Items from a dataset
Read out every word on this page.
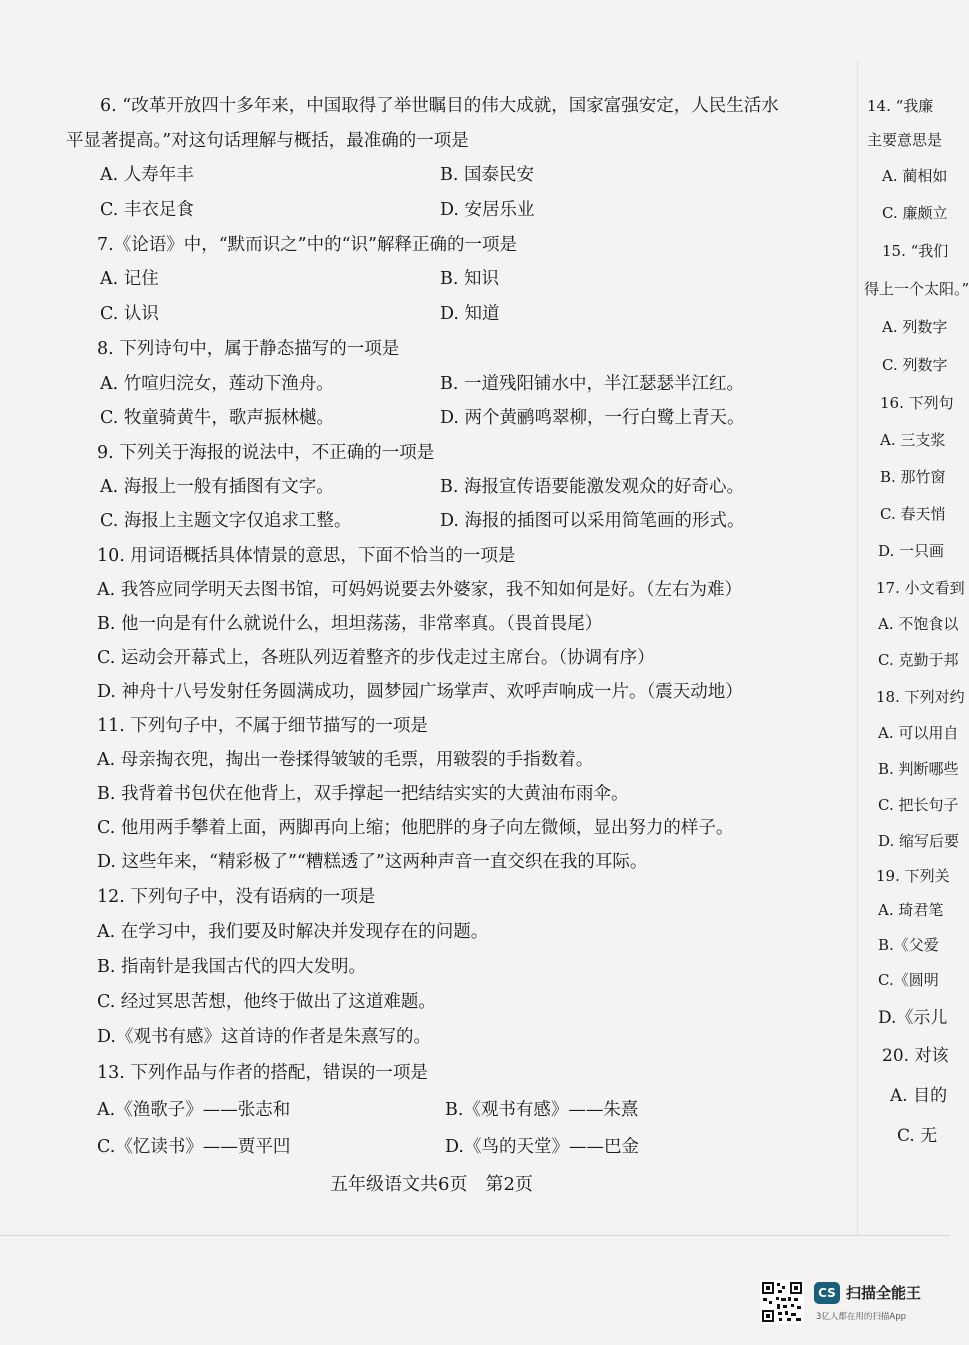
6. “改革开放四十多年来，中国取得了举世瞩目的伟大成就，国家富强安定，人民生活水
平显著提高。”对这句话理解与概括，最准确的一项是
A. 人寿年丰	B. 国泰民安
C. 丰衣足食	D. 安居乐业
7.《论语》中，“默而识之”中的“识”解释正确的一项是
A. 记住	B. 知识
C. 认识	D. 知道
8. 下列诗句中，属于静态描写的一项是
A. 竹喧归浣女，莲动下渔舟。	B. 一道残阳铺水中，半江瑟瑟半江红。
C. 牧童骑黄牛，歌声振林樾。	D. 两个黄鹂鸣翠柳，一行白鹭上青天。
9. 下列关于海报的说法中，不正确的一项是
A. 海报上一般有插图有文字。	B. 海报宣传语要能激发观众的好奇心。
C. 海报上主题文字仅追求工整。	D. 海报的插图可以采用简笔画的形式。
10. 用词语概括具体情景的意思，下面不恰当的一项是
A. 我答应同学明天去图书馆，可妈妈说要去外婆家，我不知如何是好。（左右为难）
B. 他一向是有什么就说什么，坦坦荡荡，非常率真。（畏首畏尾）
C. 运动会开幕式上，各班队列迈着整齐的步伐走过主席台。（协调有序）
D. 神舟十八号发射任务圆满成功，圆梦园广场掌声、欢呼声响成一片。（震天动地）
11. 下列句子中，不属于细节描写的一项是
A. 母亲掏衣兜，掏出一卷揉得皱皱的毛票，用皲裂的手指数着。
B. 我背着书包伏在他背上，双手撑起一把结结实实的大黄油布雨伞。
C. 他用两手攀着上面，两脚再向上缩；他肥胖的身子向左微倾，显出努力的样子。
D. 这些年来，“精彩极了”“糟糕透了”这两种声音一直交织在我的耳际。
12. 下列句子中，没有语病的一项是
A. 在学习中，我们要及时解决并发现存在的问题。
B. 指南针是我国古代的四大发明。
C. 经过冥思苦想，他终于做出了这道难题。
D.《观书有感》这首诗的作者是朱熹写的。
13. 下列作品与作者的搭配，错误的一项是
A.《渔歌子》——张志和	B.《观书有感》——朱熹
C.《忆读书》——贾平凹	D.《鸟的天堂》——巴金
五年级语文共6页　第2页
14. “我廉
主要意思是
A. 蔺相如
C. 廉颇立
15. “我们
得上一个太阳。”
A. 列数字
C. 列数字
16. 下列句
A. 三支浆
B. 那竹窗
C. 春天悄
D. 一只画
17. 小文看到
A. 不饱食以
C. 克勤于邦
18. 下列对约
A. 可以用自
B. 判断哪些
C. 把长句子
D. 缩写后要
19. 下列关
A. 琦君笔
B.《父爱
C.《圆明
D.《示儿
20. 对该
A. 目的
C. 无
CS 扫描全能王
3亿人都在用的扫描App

==

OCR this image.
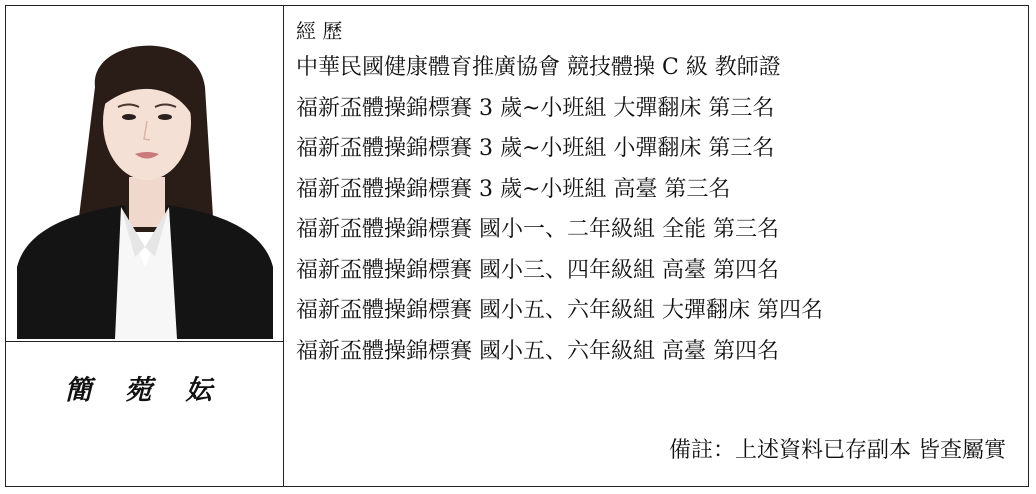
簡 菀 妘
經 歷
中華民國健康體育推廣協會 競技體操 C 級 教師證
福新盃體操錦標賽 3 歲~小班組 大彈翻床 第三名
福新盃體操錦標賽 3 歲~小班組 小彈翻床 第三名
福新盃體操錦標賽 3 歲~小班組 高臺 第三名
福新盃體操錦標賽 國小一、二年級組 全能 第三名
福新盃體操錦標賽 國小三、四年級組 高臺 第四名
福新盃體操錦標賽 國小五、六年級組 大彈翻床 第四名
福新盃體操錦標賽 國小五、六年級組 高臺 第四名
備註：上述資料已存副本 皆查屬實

* * *

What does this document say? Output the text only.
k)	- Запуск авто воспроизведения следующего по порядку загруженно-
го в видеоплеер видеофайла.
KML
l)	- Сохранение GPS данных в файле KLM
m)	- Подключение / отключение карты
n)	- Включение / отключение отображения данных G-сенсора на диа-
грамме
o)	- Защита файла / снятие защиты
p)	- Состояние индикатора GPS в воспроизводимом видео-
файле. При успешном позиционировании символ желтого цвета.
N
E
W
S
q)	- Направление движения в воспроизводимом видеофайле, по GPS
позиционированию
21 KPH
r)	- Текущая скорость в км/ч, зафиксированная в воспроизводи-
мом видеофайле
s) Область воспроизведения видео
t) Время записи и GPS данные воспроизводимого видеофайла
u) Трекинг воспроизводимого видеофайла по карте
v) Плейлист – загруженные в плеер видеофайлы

◆ **TO DO**: Look for lines containing the string "下列句子中" and copy them all.

◆ **SOLUTION TO THIS EXERCISE**:
11. 下列句子中，不属于细节描写的一项是
12. 下列句子中，没有语病的一项是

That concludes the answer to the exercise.